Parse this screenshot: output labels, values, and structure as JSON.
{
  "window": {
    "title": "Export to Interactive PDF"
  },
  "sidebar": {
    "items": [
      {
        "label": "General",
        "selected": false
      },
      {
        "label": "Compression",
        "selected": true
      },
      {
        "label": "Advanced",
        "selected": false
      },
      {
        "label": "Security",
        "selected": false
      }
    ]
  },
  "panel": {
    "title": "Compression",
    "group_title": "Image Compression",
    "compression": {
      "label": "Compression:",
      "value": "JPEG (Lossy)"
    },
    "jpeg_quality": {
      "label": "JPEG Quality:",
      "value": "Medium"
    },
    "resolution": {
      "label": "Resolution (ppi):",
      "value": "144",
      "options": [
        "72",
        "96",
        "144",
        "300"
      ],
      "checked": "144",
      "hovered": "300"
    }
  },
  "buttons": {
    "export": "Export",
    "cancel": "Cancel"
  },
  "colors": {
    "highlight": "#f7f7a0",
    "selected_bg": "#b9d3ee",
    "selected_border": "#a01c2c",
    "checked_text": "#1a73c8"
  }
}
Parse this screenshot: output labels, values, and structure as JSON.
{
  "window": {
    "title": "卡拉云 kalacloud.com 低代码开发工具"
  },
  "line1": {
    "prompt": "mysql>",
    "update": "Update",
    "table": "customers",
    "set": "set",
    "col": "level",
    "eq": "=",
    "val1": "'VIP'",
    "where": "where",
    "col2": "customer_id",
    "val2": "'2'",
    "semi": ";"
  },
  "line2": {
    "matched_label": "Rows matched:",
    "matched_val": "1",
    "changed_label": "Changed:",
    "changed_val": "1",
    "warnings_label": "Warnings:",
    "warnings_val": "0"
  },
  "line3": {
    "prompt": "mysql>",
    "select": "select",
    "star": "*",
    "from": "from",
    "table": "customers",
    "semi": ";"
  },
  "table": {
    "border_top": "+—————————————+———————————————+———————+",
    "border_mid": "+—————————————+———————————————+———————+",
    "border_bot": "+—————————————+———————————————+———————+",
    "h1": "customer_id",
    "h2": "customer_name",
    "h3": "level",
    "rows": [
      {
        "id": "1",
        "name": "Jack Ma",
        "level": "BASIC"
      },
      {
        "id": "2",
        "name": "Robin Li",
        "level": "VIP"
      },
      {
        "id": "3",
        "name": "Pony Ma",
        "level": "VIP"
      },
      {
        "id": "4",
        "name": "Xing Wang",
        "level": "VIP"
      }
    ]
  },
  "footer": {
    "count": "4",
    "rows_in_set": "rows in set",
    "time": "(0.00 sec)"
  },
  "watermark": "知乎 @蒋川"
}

--------------------------------------------------

Stated task:
Reproduce the listing shown above in its entirety, exactly.

Task answer:
Parse this screenshot: output labels, values, and structure as JSON.
{
  "window": {
    "title": "Export to Interactive PDF"
  },
  "sidebar": {
    "items": [
      {
        "label": "General",
        "selected": false
      },
      {
        "label": "Compression",
        "selected": true
      },
      {
        "label": "Advanced",
        "selected": false
      },
      {
        "label": "Security",
        "selected": false
      }
    ]
  },
  "panel": {
    "title": "Compression",
    "group_title": "Image Compression",
    "compression": {
      "label": "Compression:",
      "value": "JPEG (Lossy)"
    },
    "jpeg_quality": {
      "label": "JPEG Quality:",
      "value": "Medium"
    },
    "resolution": {
      "label": "Resolution (ppi):",
      "value": "144",
      "options": [
        "72",
        "96",
        "144",
        "300"
      ],
      "checked": "144",
      "hovered": "300"
    }
  },
  "buttons": {
    "export": "Export",
    "cancel": "Cancel"
  },
  "colors": {
    "highlight": "#f7f7a0",
    "selected_bg": "#b9d3ee",
    "selected_border": "#a01c2c",
    "checked_text": "#1a73c8"
  }
}
Parse this screenshot: output labels, values, and structure as JSON.
{
  "window": {
    "title": "卡拉云 kalacloud.com 低代码开发工具"
  },
  "line1": {
    "prompt": "mysql>",
    "update": "Update",
    "table": "customers",
    "set": "set",
    "col": "level",
    "eq": "=",
    "val1": "'VIP'",
    "where": "where",
    "col2": "customer_id",
    "val2": "'2'",
    "semi": ";"
  },
  "line2": {
    "matched_label": "Rows matched:",
    "matched_val": "1",
    "changed_label": "Changed:",
    "changed_val": "1",
    "warnings_label": "Warnings:",
    "warnings_val": "0"
  },
  "line3": {
    "prompt": "mysql>",
    "select": "select",
    "star": "*",
    "from": "from",
    "table": "customers",
    "semi": ";"
  },
  "table": {
    "border_top": "+—————————————+———————————————+———————+",
    "border_mid": "+—————————————+———————————————+———————+",
    "border_bot": "+—————————————+———————————————+———————+",
    "h1": "customer_id",
    "h2": "customer_name",
    "h3": "level",
    "rows": [
      {
        "id": "1",
        "name": "Jack Ma",
        "level": "BASIC"
      },
      {
        "id": "2",
        "name": "Robin Li",
        "level": "VIP"
      },
      {
        "id": "3",
        "name": "Pony Ma",
        "level": "VIP"
      },
      {
        "id": "4",
        "name": "Xing Wang",
        "level": "VIP"
      }
    ]
  },
  "footer": {
    "count": "4",
    "rows_in_set": "rows in set",
    "time": "(0.00 sec)"
  },
  "watermark": "知乎 @蒋川"
}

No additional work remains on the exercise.